PROBLEM DETAILS ▸ Identify all lines of the data containing the string "What" and copy them.

Dataset rows about figures
**********

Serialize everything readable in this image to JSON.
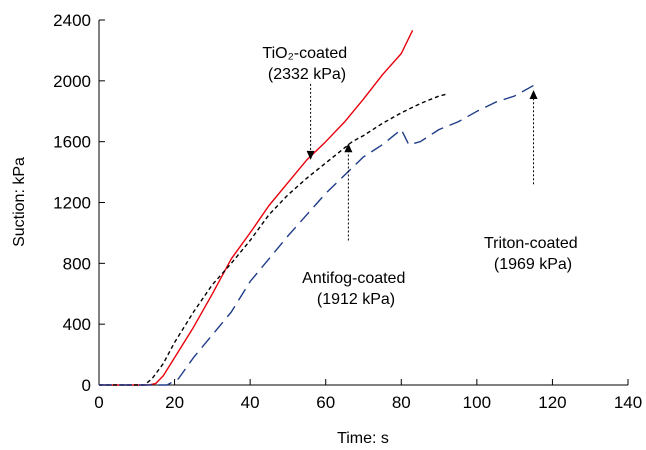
{
  "chart_data": {
    "type": "line",
    "xlabel": "Time: s",
    "ylabel": "Suction: kPa",
    "xlim": [
      0,
      140
    ],
    "ylim": [
      0,
      2400
    ],
    "xticks": [
      0,
      20,
      40,
      60,
      80,
      100,
      120,
      140
    ],
    "yticks": [
      0,
      400,
      800,
      1200,
      1600,
      2000,
      2400
    ],
    "grid": false,
    "series": [
      {
        "key": "tio2",
        "color": "#e8000b",
        "dash": "solid",
        "points": [
          [
            0,
            0
          ],
          [
            13,
            0
          ],
          [
            15,
            10
          ],
          [
            17,
            60
          ],
          [
            20,
            180
          ],
          [
            25,
            380
          ],
          [
            30,
            600
          ],
          [
            35,
            830
          ],
          [
            40,
            1000
          ],
          [
            45,
            1180
          ],
          [
            50,
            1330
          ],
          [
            55,
            1480
          ],
          [
            60,
            1600
          ],
          [
            65,
            1730
          ],
          [
            70,
            1880
          ],
          [
            75,
            2040
          ],
          [
            80,
            2180
          ],
          [
            83,
            2332
          ]
        ]
      },
      {
        "key": "antifog",
        "color": "#000000",
        "dash": "dashed",
        "points": [
          [
            0,
            0
          ],
          [
            12,
            0
          ],
          [
            14,
            40
          ],
          [
            17,
            140
          ],
          [
            20,
            280
          ],
          [
            25,
            480
          ],
          [
            30,
            660
          ],
          [
            35,
            800
          ],
          [
            40,
            950
          ],
          [
            45,
            1120
          ],
          [
            50,
            1250
          ],
          [
            55,
            1360
          ],
          [
            60,
            1460
          ],
          [
            65,
            1560
          ],
          [
            67,
            1600
          ],
          [
            70,
            1640
          ],
          [
            75,
            1720
          ],
          [
            80,
            1790
          ],
          [
            85,
            1850
          ],
          [
            90,
            1900
          ],
          [
            92,
            1912
          ]
        ]
      },
      {
        "key": "triton",
        "color": "#1f3c88",
        "dash": "longdash",
        "points": [
          [
            0,
            0
          ],
          [
            18,
            0
          ],
          [
            21,
            40
          ],
          [
            25,
            180
          ],
          [
            30,
            330
          ],
          [
            35,
            480
          ],
          [
            40,
            680
          ],
          [
            45,
            830
          ],
          [
            50,
            980
          ],
          [
            55,
            1120
          ],
          [
            60,
            1260
          ],
          [
            65,
            1380
          ],
          [
            70,
            1500
          ],
          [
            75,
            1580
          ],
          [
            78,
            1640
          ],
          [
            80,
            1680
          ],
          [
            82,
            1580
          ],
          [
            85,
            1600
          ],
          [
            90,
            1680
          ],
          [
            95,
            1730
          ],
          [
            100,
            1800
          ],
          [
            105,
            1860
          ],
          [
            110,
            1900
          ],
          [
            115,
            1969
          ]
        ]
      }
    ],
    "annotations": [
      {
        "key": "tio2",
        "lines": [
          "TiO₂-coated",
          "(2332 kPa)"
        ],
        "arrow_from": [
          56,
          1980
        ],
        "arrow_to": [
          56,
          1480
        ]
      },
      {
        "key": "antifog",
        "lines": [
          "Antifog-coated",
          "(1912 kPa)"
        ],
        "arrow_from": [
          66,
          950
        ],
        "arrow_to": [
          66,
          1590
        ]
      },
      {
        "key": "triton",
        "lines": [
          "Triton-coated",
          "(1969 kPa)"
        ],
        "arrow_from": [
          115,
          1320
        ],
        "arrow_to": [
          115,
          1940
        ]
      }
    ]
  }
}
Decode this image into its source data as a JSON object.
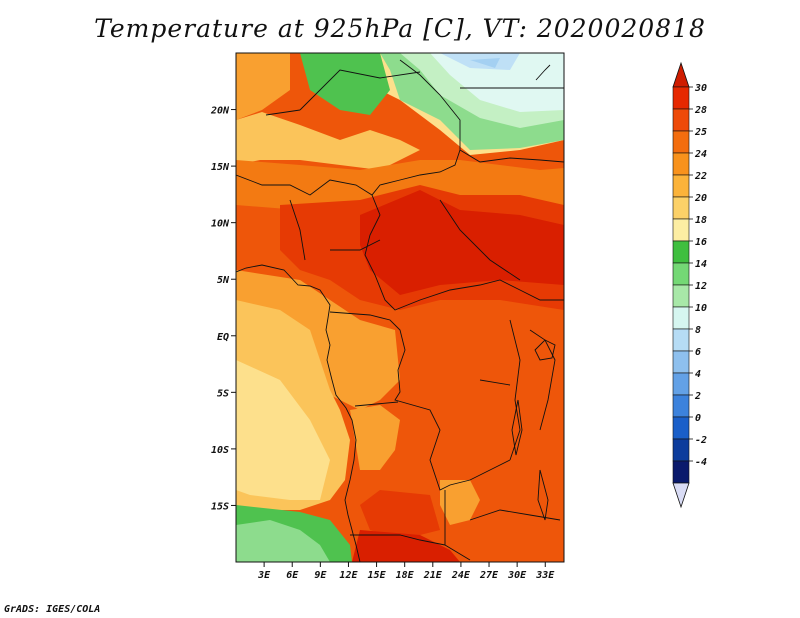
{
  "title": "Temperature at 925hPa [C], VT: 2020020818",
  "footer": "GrADS: IGES/COLA",
  "map": {
    "lon_range": [
      0,
      35
    ],
    "lat_range": [
      -20,
      25
    ],
    "lon_ticks": [
      {
        "value": 3,
        "label": "3E"
      },
      {
        "value": 6,
        "label": "6E"
      },
      {
        "value": 9,
        "label": "9E"
      },
      {
        "value": 12,
        "label": "12E"
      },
      {
        "value": 15,
        "label": "15E"
      },
      {
        "value": 18,
        "label": "18E"
      },
      {
        "value": 21,
        "label": "21E"
      },
      {
        "value": 24,
        "label": "24E"
      },
      {
        "value": 27,
        "label": "27E"
      },
      {
        "value": 30,
        "label": "30E"
      },
      {
        "value": 33,
        "label": "33E"
      }
    ],
    "lat_ticks": [
      {
        "value": 20,
        "label": "20N"
      },
      {
        "value": 15,
        "label": "15N"
      },
      {
        "value": 10,
        "label": "10N"
      },
      {
        "value": 5,
        "label": "5N"
      },
      {
        "value": 0,
        "label": "EQ"
      },
      {
        "value": -5,
        "label": "5S"
      },
      {
        "value": -10,
        "label": "10S"
      },
      {
        "value": -15,
        "label": "15S"
      }
    ]
  },
  "colorbar": {
    "labels": [
      "30",
      "28",
      "25",
      "24",
      "22",
      "20",
      "18",
      "16",
      "14",
      "12",
      "10",
      "8",
      "6",
      "4",
      "2",
      "0",
      "-2",
      "-4"
    ],
    "colors": [
      "#e62800",
      "#ee4a08",
      "#f36d0e",
      "#f8921c",
      "#fbb33a",
      "#fcd168",
      "#fdeea3",
      "#3fbf3f",
      "#74d875",
      "#a8e8a8",
      "#d6f6f0",
      "#b6dcf5",
      "#8ec0ee",
      "#63a1e6",
      "#3c82dc",
      "#1a5fc9",
      "#0d3c9c",
      "#0a1a6c"
    ],
    "top_arrow_color": "#cf1c00",
    "bottom_arrow_color": "#d9dcf5"
  },
  "field_colors": {
    "hot": "#d91f00",
    "red": "#e63a04",
    "orange_red": "#ee560a",
    "orange": "#f37a12",
    "light_orange": "#f9a030",
    "tan": "#fbc45a",
    "pale": "#fde08c",
    "cream": "#fdf0b6",
    "green": "#4fc24f",
    "light_green": "#8ddc8d",
    "pale_green": "#c4f0c4",
    "mint": "#e0f8f2",
    "light_blue": "#bfe0f6",
    "sky": "#a4d0f2"
  }
}
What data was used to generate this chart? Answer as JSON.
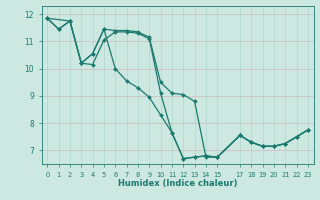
{
  "xlabel": "Humidex (Indice chaleur)",
  "xlim": [
    -0.5,
    23.5
  ],
  "ylim": [
    6.5,
    12.3
  ],
  "xticks": [
    0,
    1,
    2,
    3,
    4,
    5,
    6,
    7,
    8,
    9,
    10,
    11,
    12,
    13,
    14,
    15,
    17,
    18,
    19,
    20,
    21,
    22,
    23
  ],
  "yticks": [
    7,
    8,
    9,
    10,
    11,
    12
  ],
  "bg_color": "#cce8e0",
  "line_color": "#1a7a6e",
  "grid_color": "#b0d8d0",
  "lines": [
    {
      "x": [
        0,
        1,
        2,
        3,
        4,
        5,
        6,
        7,
        8,
        9,
        10,
        11,
        12,
        13,
        14,
        15,
        17,
        18,
        19,
        20,
        21,
        22,
        23
      ],
      "y": [
        11.85,
        11.45,
        11.75,
        10.2,
        10.15,
        11.05,
        11.35,
        11.35,
        11.3,
        11.1,
        9.1,
        7.65,
        6.7,
        6.75,
        6.8,
        6.75,
        7.55,
        7.3,
        7.15,
        7.15,
        7.25,
        7.5,
        7.75
      ]
    },
    {
      "x": [
        0,
        1,
        2,
        3,
        4,
        5,
        6,
        7,
        8,
        9,
        10,
        11,
        12,
        13,
        14,
        15,
        17,
        18,
        19,
        20,
        21,
        22,
        23
      ],
      "y": [
        11.85,
        11.45,
        11.75,
        10.2,
        10.55,
        11.45,
        11.4,
        11.4,
        11.35,
        11.15,
        9.5,
        9.1,
        9.05,
        8.8,
        6.75,
        6.75,
        7.55,
        7.3,
        7.15,
        7.15,
        7.25,
        7.5,
        7.75
      ]
    },
    {
      "x": [
        0,
        2,
        3,
        4,
        5,
        6,
        7,
        8,
        9,
        10,
        11,
        12,
        13,
        14,
        15,
        17,
        18,
        19,
        20,
        21,
        22,
        23
      ],
      "y": [
        11.85,
        11.75,
        10.2,
        10.55,
        11.45,
        10.0,
        9.55,
        9.3,
        8.95,
        8.3,
        7.65,
        6.7,
        6.75,
        6.8,
        6.75,
        7.55,
        7.3,
        7.15,
        7.15,
        7.25,
        7.5,
        7.75
      ]
    }
  ]
}
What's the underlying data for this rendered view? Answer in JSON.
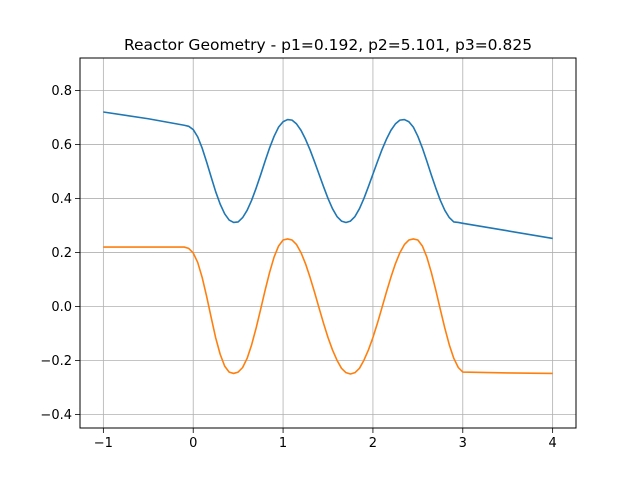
{
  "chart_data": {
    "type": "line",
    "title": "Reactor Geometry - p1=0.192, p2=5.101, p3=0.825",
    "xlabel": "",
    "ylabel": "",
    "xlim": [
      -1.26,
      4.26
    ],
    "ylim": [
      -0.45,
      0.92
    ],
    "xticks": [
      -1,
      0,
      1,
      2,
      3,
      4
    ],
    "xtick_labels": [
      "−1",
      "0",
      "1",
      "2",
      "3",
      "4"
    ],
    "yticks": [
      -0.4,
      -0.2,
      0.0,
      0.2,
      0.4,
      0.6,
      0.8
    ],
    "ytick_labels": [
      "−0.4",
      "−0.2",
      "0.0",
      "0.2",
      "0.4",
      "0.6",
      "0.8"
    ],
    "grid": true,
    "legend": "none",
    "series": [
      {
        "color": "#1f77b4",
        "x": [
          -1.0,
          -0.5,
          -0.1,
          -0.05,
          0.0,
          0.05,
          0.1,
          0.15,
          0.2,
          0.25,
          0.3,
          0.35,
          0.4,
          0.45,
          0.5,
          0.55,
          0.6,
          0.65,
          0.7,
          0.75,
          0.8,
          0.85,
          0.9,
          0.95,
          1.0,
          1.05,
          1.1,
          1.15,
          1.2,
          1.25,
          1.3,
          1.35,
          1.4,
          1.45,
          1.5,
          1.55,
          1.6,
          1.65,
          1.7,
          1.75,
          1.8,
          1.85,
          1.9,
          1.95,
          2.0,
          2.05,
          2.1,
          2.15,
          2.2,
          2.25,
          2.3,
          2.35,
          2.4,
          2.45,
          2.5,
          2.55,
          2.6,
          2.65,
          2.7,
          2.75,
          2.8,
          2.85,
          2.9,
          2.95,
          3.0,
          3.5,
          4.0
        ],
        "y": [
          0.72,
          0.695,
          0.671,
          0.667,
          0.655,
          0.628,
          0.586,
          0.534,
          0.479,
          0.425,
          0.379,
          0.343,
          0.32,
          0.311,
          0.313,
          0.329,
          0.356,
          0.393,
          0.438,
          0.487,
          0.538,
          0.587,
          0.63,
          0.664,
          0.684,
          0.692,
          0.69,
          0.676,
          0.652,
          0.619,
          0.58,
          0.536,
          0.49,
          0.444,
          0.4,
          0.362,
          0.333,
          0.316,
          0.311,
          0.316,
          0.333,
          0.362,
          0.4,
          0.444,
          0.49,
          0.536,
          0.58,
          0.619,
          0.652,
          0.676,
          0.69,
          0.692,
          0.684,
          0.664,
          0.63,
          0.587,
          0.538,
          0.487,
          0.438,
          0.393,
          0.356,
          0.329,
          0.313,
          0.311,
          0.308,
          0.28,
          0.252
        ]
      },
      {
        "color": "#ff7f0e",
        "x": [
          -1.0,
          -0.5,
          -0.1,
          -0.05,
          0.0,
          0.05,
          0.1,
          0.15,
          0.2,
          0.25,
          0.3,
          0.35,
          0.4,
          0.45,
          0.5,
          0.55,
          0.6,
          0.65,
          0.7,
          0.75,
          0.8,
          0.85,
          0.9,
          0.95,
          1.0,
          1.05,
          1.1,
          1.15,
          1.2,
          1.25,
          1.3,
          1.35,
          1.4,
          1.45,
          1.5,
          1.55,
          1.6,
          1.65,
          1.7,
          1.75,
          1.8,
          1.85,
          1.9,
          1.95,
          2.0,
          2.05,
          2.1,
          2.15,
          2.2,
          2.25,
          2.3,
          2.35,
          2.4,
          2.45,
          2.5,
          2.55,
          2.6,
          2.65,
          2.7,
          2.75,
          2.8,
          2.85,
          2.9,
          2.95,
          3.0,
          3.5,
          4.0
        ],
        "y": [
          0.22,
          0.22,
          0.22,
          0.215,
          0.198,
          0.163,
          0.107,
          0.036,
          -0.041,
          -0.116,
          -0.177,
          -0.221,
          -0.243,
          -0.248,
          -0.243,
          -0.226,
          -0.192,
          -0.142,
          -0.08,
          -0.011,
          0.06,
          0.126,
          0.183,
          0.224,
          0.246,
          0.25,
          0.246,
          0.229,
          0.199,
          0.158,
          0.108,
          0.053,
          -0.005,
          -0.062,
          -0.115,
          -0.161,
          -0.199,
          -0.229,
          -0.245,
          -0.25,
          -0.245,
          -0.229,
          -0.199,
          -0.161,
          -0.115,
          -0.062,
          -0.005,
          0.053,
          0.108,
          0.158,
          0.199,
          0.229,
          0.246,
          0.25,
          0.246,
          0.224,
          0.183,
          0.126,
          0.06,
          -0.011,
          -0.08,
          -0.142,
          -0.192,
          -0.226,
          -0.243,
          -0.246,
          -0.248
        ]
      }
    ]
  }
}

**********

EXERCISE RESPONSE ▸
What data was used to generate this chart? Answer as JSON.
What's the underlying data for this rendered view? Answer in JSON.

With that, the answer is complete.